__EXERCISE OBJECTIVE__
Locate every line in the records below that holds the word "text" and return each one.
RECORDS TO USE: Begin
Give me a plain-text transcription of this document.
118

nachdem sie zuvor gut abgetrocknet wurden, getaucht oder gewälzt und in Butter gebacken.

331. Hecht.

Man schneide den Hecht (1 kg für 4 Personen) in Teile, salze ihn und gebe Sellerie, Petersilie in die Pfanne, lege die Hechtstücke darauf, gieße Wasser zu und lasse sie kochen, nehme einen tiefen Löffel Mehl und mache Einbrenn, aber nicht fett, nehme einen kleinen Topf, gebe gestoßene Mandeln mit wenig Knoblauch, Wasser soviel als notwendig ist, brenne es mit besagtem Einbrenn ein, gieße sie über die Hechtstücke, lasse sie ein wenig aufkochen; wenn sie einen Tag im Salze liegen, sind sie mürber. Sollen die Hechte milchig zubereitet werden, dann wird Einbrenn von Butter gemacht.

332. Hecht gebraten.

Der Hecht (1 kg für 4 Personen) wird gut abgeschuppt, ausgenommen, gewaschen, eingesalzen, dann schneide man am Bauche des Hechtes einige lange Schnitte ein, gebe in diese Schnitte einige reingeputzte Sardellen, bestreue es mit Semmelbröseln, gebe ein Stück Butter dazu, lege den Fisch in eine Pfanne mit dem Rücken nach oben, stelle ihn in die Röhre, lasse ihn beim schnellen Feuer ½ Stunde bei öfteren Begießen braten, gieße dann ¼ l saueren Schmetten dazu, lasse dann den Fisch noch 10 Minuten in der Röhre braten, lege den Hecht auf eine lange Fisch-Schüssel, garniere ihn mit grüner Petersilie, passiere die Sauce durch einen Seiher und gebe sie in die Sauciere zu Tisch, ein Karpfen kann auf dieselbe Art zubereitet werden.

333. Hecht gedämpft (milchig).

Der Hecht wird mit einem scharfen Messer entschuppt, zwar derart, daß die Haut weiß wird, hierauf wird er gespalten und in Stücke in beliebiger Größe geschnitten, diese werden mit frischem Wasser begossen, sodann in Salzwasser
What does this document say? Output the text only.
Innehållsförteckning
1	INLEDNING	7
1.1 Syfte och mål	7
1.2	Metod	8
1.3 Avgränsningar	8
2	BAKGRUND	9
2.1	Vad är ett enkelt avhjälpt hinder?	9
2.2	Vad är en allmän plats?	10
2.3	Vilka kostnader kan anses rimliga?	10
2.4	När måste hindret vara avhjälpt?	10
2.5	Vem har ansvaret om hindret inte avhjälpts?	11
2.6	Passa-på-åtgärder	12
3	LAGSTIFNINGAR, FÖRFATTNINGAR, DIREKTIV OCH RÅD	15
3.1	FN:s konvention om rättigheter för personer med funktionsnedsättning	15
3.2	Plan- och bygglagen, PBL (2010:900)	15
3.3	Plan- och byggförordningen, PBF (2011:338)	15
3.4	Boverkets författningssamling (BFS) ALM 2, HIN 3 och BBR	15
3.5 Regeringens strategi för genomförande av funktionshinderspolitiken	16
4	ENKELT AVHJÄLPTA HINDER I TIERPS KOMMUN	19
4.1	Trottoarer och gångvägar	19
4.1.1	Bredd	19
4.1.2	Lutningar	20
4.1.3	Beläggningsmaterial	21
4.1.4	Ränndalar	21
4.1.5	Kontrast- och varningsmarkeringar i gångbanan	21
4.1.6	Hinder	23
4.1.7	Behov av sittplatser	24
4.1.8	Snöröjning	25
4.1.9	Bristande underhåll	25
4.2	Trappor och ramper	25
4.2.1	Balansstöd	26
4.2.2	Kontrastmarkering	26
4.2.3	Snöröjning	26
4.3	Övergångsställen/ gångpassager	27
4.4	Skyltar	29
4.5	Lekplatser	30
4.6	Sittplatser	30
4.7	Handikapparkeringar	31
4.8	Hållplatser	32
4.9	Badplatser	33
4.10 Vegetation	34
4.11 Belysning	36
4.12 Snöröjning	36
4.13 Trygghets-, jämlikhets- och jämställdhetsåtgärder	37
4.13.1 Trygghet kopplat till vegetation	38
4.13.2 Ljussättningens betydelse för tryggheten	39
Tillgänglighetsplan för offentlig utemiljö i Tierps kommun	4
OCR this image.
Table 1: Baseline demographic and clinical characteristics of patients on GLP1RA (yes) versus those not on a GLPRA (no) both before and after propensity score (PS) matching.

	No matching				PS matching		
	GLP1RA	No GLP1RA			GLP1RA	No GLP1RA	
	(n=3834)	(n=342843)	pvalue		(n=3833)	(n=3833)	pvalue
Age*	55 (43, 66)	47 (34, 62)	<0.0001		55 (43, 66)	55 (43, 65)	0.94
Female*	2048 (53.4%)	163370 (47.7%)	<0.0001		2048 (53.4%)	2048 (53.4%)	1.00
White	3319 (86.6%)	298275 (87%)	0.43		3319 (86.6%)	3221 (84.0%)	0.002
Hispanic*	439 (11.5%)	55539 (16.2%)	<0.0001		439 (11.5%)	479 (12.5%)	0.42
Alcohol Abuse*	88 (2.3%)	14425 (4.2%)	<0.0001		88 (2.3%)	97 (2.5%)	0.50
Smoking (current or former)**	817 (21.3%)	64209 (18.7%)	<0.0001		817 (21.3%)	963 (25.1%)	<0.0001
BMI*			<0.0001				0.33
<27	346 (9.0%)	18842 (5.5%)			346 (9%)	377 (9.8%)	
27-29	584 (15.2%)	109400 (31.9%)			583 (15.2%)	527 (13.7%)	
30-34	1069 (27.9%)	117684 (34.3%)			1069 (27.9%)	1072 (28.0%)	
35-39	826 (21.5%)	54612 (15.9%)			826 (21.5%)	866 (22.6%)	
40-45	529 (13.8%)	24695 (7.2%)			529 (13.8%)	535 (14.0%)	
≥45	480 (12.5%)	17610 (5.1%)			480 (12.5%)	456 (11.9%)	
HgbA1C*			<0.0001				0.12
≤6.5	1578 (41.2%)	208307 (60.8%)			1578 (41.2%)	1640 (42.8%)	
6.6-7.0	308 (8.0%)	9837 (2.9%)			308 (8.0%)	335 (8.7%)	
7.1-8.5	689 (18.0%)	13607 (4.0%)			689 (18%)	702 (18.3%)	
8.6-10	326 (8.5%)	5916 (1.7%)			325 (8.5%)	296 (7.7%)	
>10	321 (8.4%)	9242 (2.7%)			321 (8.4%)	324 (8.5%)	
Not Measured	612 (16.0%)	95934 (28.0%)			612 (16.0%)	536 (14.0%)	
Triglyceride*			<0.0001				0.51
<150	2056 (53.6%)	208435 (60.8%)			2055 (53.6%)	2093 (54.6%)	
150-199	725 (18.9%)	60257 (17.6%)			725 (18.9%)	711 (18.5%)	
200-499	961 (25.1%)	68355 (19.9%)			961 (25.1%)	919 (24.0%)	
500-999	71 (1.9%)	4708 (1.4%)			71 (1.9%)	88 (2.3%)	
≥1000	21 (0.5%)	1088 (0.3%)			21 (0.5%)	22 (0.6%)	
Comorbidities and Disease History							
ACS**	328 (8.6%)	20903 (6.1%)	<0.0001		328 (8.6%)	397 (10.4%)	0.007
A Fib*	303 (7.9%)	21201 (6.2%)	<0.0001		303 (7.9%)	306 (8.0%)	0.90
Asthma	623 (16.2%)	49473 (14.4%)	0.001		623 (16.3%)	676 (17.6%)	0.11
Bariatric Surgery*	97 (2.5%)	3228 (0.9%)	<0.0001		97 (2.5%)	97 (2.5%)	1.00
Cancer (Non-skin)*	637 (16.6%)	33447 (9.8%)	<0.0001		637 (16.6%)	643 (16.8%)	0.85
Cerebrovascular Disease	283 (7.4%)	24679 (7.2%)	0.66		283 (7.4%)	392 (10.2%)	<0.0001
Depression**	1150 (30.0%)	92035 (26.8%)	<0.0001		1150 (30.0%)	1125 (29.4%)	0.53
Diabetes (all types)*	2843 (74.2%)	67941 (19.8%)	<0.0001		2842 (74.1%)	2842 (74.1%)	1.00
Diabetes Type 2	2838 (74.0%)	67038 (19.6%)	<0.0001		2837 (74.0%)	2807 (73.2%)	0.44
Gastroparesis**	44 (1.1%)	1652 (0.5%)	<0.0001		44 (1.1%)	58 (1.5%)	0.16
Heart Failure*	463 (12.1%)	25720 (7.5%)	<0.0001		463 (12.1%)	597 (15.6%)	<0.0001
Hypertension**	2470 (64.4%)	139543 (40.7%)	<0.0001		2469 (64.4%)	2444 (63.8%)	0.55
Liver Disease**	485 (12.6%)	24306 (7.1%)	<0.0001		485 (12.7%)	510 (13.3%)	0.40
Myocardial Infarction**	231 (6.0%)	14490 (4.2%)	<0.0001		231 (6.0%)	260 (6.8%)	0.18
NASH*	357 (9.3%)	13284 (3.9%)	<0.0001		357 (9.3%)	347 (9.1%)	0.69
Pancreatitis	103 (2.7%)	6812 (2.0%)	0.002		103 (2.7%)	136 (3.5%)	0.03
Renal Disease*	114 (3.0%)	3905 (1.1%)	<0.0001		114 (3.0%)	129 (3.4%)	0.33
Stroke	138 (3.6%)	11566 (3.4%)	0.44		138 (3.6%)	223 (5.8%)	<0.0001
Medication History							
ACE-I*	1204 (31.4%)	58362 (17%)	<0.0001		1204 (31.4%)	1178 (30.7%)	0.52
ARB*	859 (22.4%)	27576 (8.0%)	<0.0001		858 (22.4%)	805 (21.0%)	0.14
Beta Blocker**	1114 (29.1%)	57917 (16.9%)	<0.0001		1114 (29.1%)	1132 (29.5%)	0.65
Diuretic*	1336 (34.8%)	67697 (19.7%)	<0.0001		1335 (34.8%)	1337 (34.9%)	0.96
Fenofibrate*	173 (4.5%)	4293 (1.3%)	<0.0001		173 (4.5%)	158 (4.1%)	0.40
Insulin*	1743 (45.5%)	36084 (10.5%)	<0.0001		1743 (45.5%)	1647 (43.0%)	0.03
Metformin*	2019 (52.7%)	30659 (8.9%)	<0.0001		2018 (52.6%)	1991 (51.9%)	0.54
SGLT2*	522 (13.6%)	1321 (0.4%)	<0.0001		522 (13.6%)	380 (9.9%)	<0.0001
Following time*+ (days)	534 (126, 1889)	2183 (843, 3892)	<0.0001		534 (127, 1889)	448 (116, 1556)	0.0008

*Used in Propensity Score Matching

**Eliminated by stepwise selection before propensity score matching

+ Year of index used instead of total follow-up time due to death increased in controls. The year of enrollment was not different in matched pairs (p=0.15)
RECORDS TO USE: End
__SOLUTION TO THIS TASK__
Give me a plain-text transcription of this document.
What does this document say? Output the text only.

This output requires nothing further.